# Goal:
Comb through the entries for "comments" and pull out each line that holds it.

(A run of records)

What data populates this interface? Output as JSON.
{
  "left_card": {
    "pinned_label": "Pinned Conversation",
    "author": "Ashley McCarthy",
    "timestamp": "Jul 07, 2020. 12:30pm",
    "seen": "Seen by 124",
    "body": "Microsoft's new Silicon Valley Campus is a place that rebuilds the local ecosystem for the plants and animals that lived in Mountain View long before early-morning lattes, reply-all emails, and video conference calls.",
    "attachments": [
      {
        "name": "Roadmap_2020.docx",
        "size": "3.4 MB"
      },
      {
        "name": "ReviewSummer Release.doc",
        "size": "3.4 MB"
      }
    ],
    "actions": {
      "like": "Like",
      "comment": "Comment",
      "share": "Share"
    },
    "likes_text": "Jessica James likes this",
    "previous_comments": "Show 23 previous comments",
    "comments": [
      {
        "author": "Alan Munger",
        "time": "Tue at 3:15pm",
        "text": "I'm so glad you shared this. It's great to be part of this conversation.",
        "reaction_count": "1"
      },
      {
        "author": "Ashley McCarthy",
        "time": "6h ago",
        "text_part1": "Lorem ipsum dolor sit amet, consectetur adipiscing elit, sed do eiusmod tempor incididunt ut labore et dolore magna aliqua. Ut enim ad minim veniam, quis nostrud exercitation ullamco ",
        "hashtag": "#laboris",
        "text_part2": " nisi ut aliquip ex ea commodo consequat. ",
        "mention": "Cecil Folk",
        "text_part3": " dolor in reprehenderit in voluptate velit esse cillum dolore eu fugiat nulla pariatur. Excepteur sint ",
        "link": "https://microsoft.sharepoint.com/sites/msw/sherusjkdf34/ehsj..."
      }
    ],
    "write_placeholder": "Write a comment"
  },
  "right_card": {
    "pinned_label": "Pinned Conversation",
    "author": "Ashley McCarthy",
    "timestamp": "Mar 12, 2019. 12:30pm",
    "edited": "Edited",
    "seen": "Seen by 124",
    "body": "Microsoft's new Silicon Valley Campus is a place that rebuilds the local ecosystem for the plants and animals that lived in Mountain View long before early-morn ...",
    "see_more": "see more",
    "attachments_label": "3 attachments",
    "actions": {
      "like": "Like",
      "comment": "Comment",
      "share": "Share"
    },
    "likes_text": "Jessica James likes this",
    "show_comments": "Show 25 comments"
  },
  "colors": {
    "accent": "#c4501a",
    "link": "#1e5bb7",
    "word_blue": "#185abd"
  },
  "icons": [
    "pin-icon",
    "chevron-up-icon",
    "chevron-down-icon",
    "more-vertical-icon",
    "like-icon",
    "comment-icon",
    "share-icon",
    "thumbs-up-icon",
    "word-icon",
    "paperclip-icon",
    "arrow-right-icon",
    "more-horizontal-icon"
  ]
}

# Answer for the task:
    "previous_comments": "Show 23 previous comments",
    "comments": [
    "show_comments": "Show 25 comments"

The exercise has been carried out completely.